Reply with only the number of lines that contain the string "JSON".

§ §

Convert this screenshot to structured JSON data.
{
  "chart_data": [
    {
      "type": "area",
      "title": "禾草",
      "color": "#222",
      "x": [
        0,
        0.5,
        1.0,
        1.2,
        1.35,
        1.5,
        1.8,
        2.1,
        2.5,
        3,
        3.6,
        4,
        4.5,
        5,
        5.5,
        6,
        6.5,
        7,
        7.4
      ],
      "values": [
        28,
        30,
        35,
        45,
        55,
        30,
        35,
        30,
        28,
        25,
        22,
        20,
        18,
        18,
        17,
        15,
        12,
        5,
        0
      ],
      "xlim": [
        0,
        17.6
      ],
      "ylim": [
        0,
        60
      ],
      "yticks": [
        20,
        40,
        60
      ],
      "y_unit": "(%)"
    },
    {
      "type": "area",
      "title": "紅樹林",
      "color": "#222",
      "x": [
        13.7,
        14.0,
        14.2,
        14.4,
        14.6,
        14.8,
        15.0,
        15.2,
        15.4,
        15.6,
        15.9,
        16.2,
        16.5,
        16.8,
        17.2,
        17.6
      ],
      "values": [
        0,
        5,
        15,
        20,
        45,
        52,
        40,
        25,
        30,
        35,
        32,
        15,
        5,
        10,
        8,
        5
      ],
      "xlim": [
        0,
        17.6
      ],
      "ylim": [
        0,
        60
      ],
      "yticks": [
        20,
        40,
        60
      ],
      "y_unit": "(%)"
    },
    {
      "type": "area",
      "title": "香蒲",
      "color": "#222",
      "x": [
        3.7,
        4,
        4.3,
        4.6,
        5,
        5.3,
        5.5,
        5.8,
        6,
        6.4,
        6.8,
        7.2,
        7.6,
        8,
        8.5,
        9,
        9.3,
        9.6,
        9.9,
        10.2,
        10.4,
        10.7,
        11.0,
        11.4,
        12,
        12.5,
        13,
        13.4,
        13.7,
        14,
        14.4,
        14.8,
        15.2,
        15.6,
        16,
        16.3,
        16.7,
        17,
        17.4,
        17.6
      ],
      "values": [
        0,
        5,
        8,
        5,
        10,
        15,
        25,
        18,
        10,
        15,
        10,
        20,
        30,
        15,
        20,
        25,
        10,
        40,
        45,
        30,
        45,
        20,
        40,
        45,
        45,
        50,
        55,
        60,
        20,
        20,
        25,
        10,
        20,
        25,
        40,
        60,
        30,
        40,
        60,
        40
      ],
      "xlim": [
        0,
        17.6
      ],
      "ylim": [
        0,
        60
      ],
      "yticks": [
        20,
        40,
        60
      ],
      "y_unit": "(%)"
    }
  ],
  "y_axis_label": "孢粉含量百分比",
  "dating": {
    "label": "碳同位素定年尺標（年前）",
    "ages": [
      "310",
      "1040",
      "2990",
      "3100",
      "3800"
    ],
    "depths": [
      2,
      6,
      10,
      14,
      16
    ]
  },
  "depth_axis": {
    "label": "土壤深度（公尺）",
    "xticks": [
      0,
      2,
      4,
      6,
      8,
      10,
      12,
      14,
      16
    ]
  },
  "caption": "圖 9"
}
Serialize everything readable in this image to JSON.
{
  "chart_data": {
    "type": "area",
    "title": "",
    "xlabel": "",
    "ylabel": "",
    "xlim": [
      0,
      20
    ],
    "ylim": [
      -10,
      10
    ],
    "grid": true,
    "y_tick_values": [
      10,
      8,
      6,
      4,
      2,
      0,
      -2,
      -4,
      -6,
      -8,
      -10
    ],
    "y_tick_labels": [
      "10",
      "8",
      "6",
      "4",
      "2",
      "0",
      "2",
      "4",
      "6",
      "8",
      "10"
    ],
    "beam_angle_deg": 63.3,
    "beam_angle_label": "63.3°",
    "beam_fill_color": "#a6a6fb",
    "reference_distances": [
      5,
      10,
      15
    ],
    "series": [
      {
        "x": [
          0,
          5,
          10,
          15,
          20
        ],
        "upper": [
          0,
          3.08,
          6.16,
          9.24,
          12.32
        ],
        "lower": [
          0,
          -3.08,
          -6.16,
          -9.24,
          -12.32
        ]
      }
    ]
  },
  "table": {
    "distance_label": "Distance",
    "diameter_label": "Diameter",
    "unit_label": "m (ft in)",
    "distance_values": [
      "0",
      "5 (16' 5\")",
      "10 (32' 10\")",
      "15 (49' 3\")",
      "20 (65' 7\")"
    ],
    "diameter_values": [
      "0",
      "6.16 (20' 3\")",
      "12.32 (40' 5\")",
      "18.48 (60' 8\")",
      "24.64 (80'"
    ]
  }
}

§ §

- **THE REPLY**:
2